WORK TO DO: Output all the entries word for word. Omit the pictures.

DATA FOR PROCESSING:
## BEGIN

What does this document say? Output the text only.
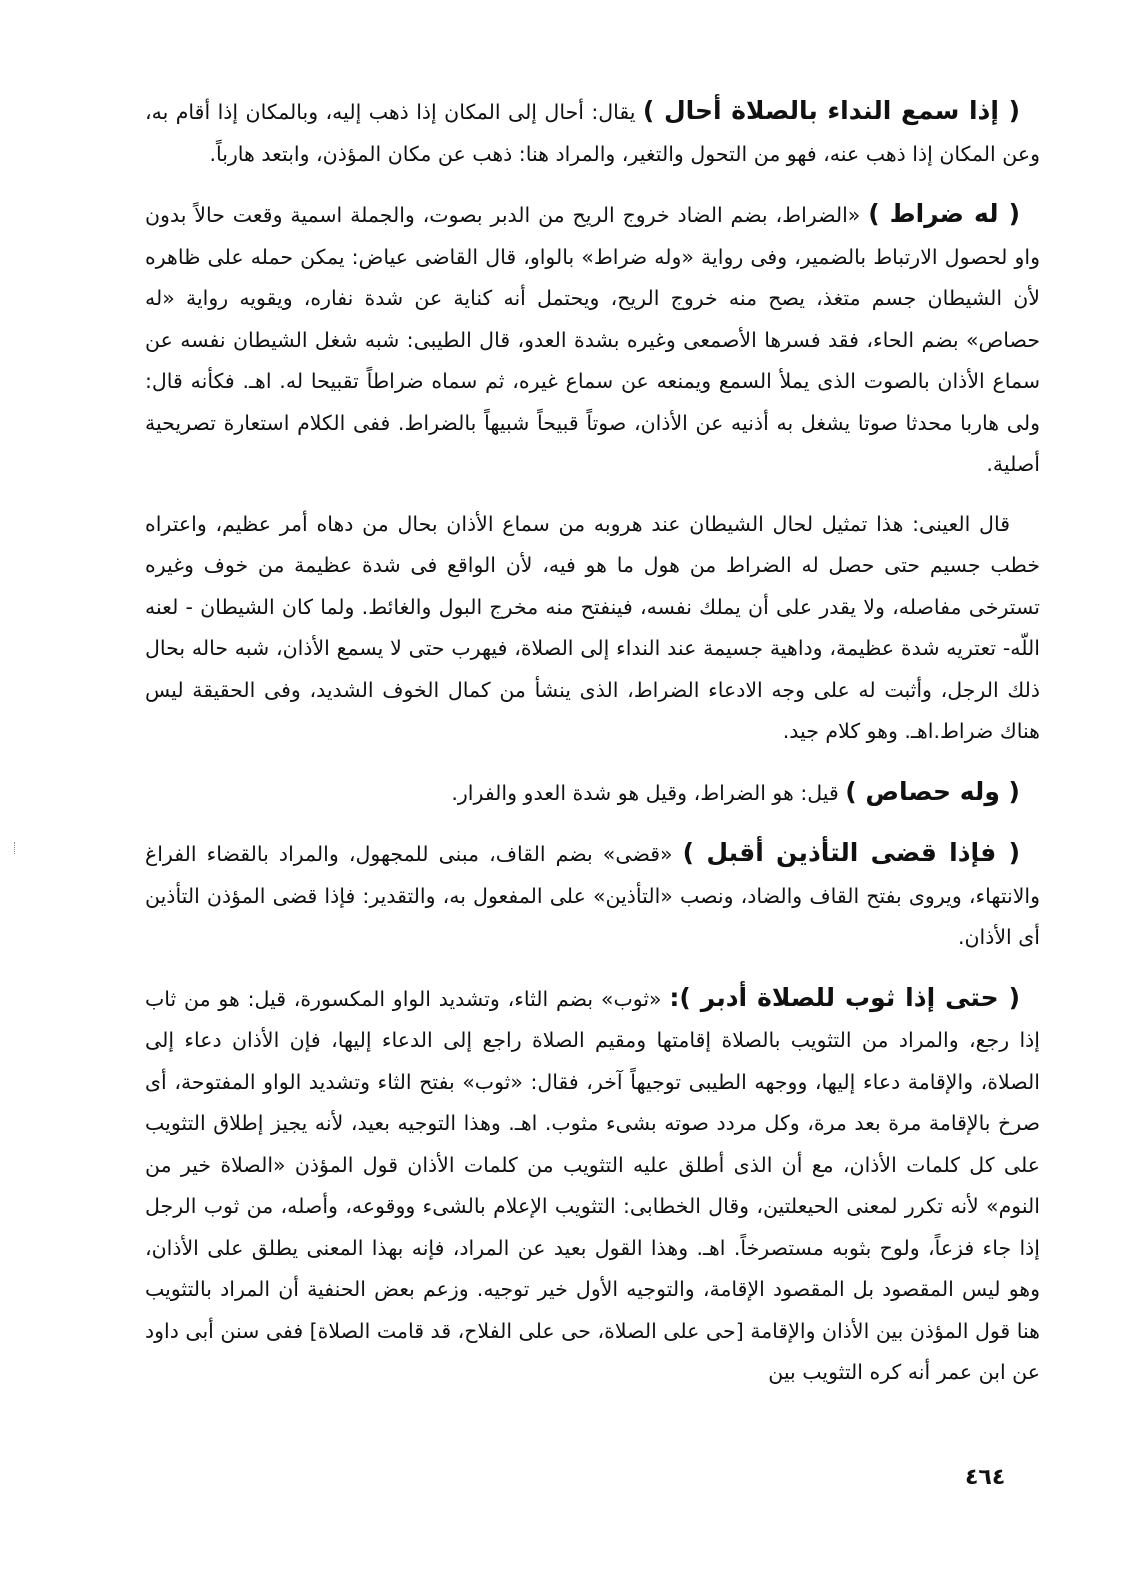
( إذا سمع النداء بالصلاة أحال ) يقال: أحال إلى المكان إذا ذهب إليه، وبالمكان إذا أقام به، وعن المكان إذا ذهب عنه، فهو من التحول والتغير، والمراد هنا: ذهب عن مكان المؤذن، وابتعد هارباً.

( له ضراط ) «الضراط، بضم الضاد خروج الريح من الدبر بصوت، والجملة اسمية وقعت حالاً بدون واو لحصول الارتباط بالضمير، وفى رواية «وله ضراط» بالواو، قال القاضى عياض: يمكن حمله على ظاهره لأن الشيطان جسم متغذ، يصح منه خروج الريح، ويحتمل أنه كناية عن شدة نفاره، ويقويه رواية «له حصاص» بضم الحاء، فقد فسرها الأصمعى وغيره بشدة العدو، قال الطيبى: شبه شغل الشيطان نفسه عن سماع الأذان بالصوت الذى يملأ السمع ويمنعه عن سماع غيره، ثم سماه ضراطاً تقبيحا له. اهـ. فكأنه قال: ولى هاربا محدثا صوتا يشغل به أذنيه عن الأذان، صوتاً قبيحاً شبيهاً بالضراط. ففى الكلام استعارة تصريحية أصلية.

قال العينى: هذا تمثيل لحال الشيطان عند هروبه من سماع الأذان بحال من دهاه أمر عظيم، واعتراه خطب جسيم حتى حصل له الضراط من هول ما هو فيه، لأن الواقع فى شدة عظيمة من خوف وغيره تسترخى مفاصله، ولا يقدر على أن يملك نفسه، فينفتح منه مخرج البول والغائط. ولما كان الشيطان - لعنه اللّه- تعتريه شدة عظيمة، وداهية جسيمة عند النداء إلى الصلاة، فيهرب حتى لا يسمع الأذان، شبه حاله بحال ذلك الرجل، وأثبت له على وجه الادعاء الضراط، الذى ينشأ من كمال الخوف الشديد، وفى الحقيقة ليس هناك ضراط.اهـ. وهو كلام جيد.

( وله حصاص ) قيل: هو الضراط، وقيل هو شدة العدو والفرار.

( فإذا قضى التأذين أقبل ) «قضى» بضم القاف، مبنى للمجهول، والمراد بالقضاء الفراغ والانتهاء، ويروى بفتح القاف والضاد، ونصب «التأذين» على المفعول به، والتقدير: فإذا قضى المؤذن التأذين أى الأذان.

( حتى إذا ثوب للصلاة أدبر ): «ثوب» بضم الثاء، وتشديد الواو المكسورة، قيل: هو من ثاب إذا رجع، والمراد من التثويب بالصلاة إقامتها ومقيم الصلاة راجع إلى الدعاء إليها، فإن الأذان دعاء إلى الصلاة، والإقامة دعاء إليها، ووجهه الطيبى توجيهاً آخر، فقال: «ثوب» بفتح الثاء وتشديد الواو المفتوحة، أى صرخ بالإقامة مرة بعد مرة، وكل مردد صوته بشىء مثوب. اهـ. وهذا التوجيه بعيد، لأنه يجيز إطلاق التثويب على كل كلمات الأذان، مع أن الذى أطلق عليه التثويب من كلمات الأذان قول المؤذن «الصلاة خير من النوم» لأنه تكرر لمعنى الحيعلتين، وقال الخطابى: التثويب الإعلام بالشىء ووقوعه، وأصله، من ثوب الرجل إذا جاء فزعاً، ولوح بثوبه مستصرخاً. اهـ. وهذا القول بعيد عن المراد، فإنه بهذا المعنى يطلق على الأذان، وهو ليس المقصود بل المقصود الإقامة، والتوجيه الأول خير توجيه. وزعم بعض الحنفية أن المراد بالتثويب هنا قول المؤذن بين الأذان والإقامة [حى على الصلاة، حى على الفلاح، قد قامت الصلاة] ففى سنن أبى داود عن ابن عمر أنه كره التثويب بين

٤٦٤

## END

RESULT OF THIS EXERCISE:
What does this document say? Output the text only.
( إذا سمع النداء بالصلاة أحال ) يقال: أحال إلى المكان إذا ذهب إليه، وبالمكان إذا أقام به، وعن المكان إذا ذهب عنه، فهو من التحول والتغير، والمراد هنا: ذهب عن مكان المؤذن، وابتعد هارباً.

( له ضراط ) «الضراط، بضم الضاد خروج الريح من الدبر بصوت، والجملة اسمية وقعت حالاً بدون واو لحصول الارتباط بالضمير، وفى رواية «وله ضراط» بالواو، قال القاضى عياض: يمكن حمله على ظاهره لأن الشيطان جسم متغذ، يصح منه خروج الريح، ويحتمل أنه كناية عن شدة نفاره، ويقويه رواية «له حصاص» بضم الحاء، فقد فسرها الأصمعى وغيره بشدة العدو، قال الطيبى: شبه شغل الشيطان نفسه عن سماع الأذان بالصوت الذى يملأ السمع ويمنعه عن سماع غيره، ثم سماه ضراطاً تقبيحا له. اهـ. فكأنه قال: ولى هاربا محدثا صوتا يشغل به أذنيه عن الأذان، صوتاً قبيحاً شبيهاً بالضراط. ففى الكلام استعارة تصريحية أصلية.

قال العينى: هذا تمثيل لحال الشيطان عند هروبه من سماع الأذان بحال من دهاه أمر عظيم، واعتراه خطب جسيم حتى حصل له الضراط من هول ما هو فيه، لأن الواقع فى شدة عظيمة من خوف وغيره تسترخى مفاصله، ولا يقدر على أن يملك نفسه، فينفتح منه مخرج البول والغائط. ولما كان الشيطان - لعنه اللّه- تعتريه شدة عظيمة، وداهية جسيمة عند النداء إلى الصلاة، فيهرب حتى لا يسمع الأذان، شبه حاله بحال ذلك الرجل، وأثبت له على وجه الادعاء الضراط، الذى ينشأ من كمال الخوف الشديد، وفى الحقيقة ليس هناك ضراط.اهـ. وهو كلام جيد.

( وله حصاص ) قيل: هو الضراط، وقيل هو شدة العدو والفرار.

( فإذا قضى التأذين أقبل ) «قضى» بضم القاف، مبنى للمجهول، والمراد بالقضاء الفراغ والانتهاء، ويروى بفتح القاف والضاد، ونصب «التأذين» على المفعول به، والتقدير: فإذا قضى المؤذن التأذين أى الأذان.

( حتى إذا ثوب للصلاة أدبر ): «ثوب» بضم الثاء، وتشديد الواو المكسورة، قيل: هو من ثاب إذا رجع، والمراد من التثويب بالصلاة إقامتها ومقيم الصلاة راجع إلى الدعاء إليها، فإن الأذان دعاء إلى الصلاة، والإقامة دعاء إليها، ووجهه الطيبى توجيهاً آخر، فقال: «ثوب» بفتح الثاء وتشديد الواو المفتوحة، أى صرخ بالإقامة مرة بعد مرة، وكل مردد صوته بشىء مثوب. اهـ. وهذا التوجيه بعيد، لأنه يجيز إطلاق التثويب على كل كلمات الأذان، مع أن الذى أطلق عليه التثويب من كلمات الأذان قول المؤذن «الصلاة خير من النوم» لأنه تكرر لمعنى الحيعلتين، وقال الخطابى: التثويب الإعلام بالشىء ووقوعه، وأصله، من ثوب الرجل إذا جاء فزعاً، ولوح بثوبه مستصرخاً. اهـ. وهذا القول بعيد عن المراد، فإنه بهذا المعنى يطلق على الأذان، وهو ليس المقصود بل المقصود الإقامة، والتوجيه الأول خير توجيه. وزعم بعض الحنفية أن المراد بالتثويب هنا قول المؤذن بين الأذان والإقامة [حى على الصلاة، حى على الفلاح، قد قامت الصلاة] ففى سنن أبى داود عن ابن عمر أنه كره التثويب بين

٤٦٤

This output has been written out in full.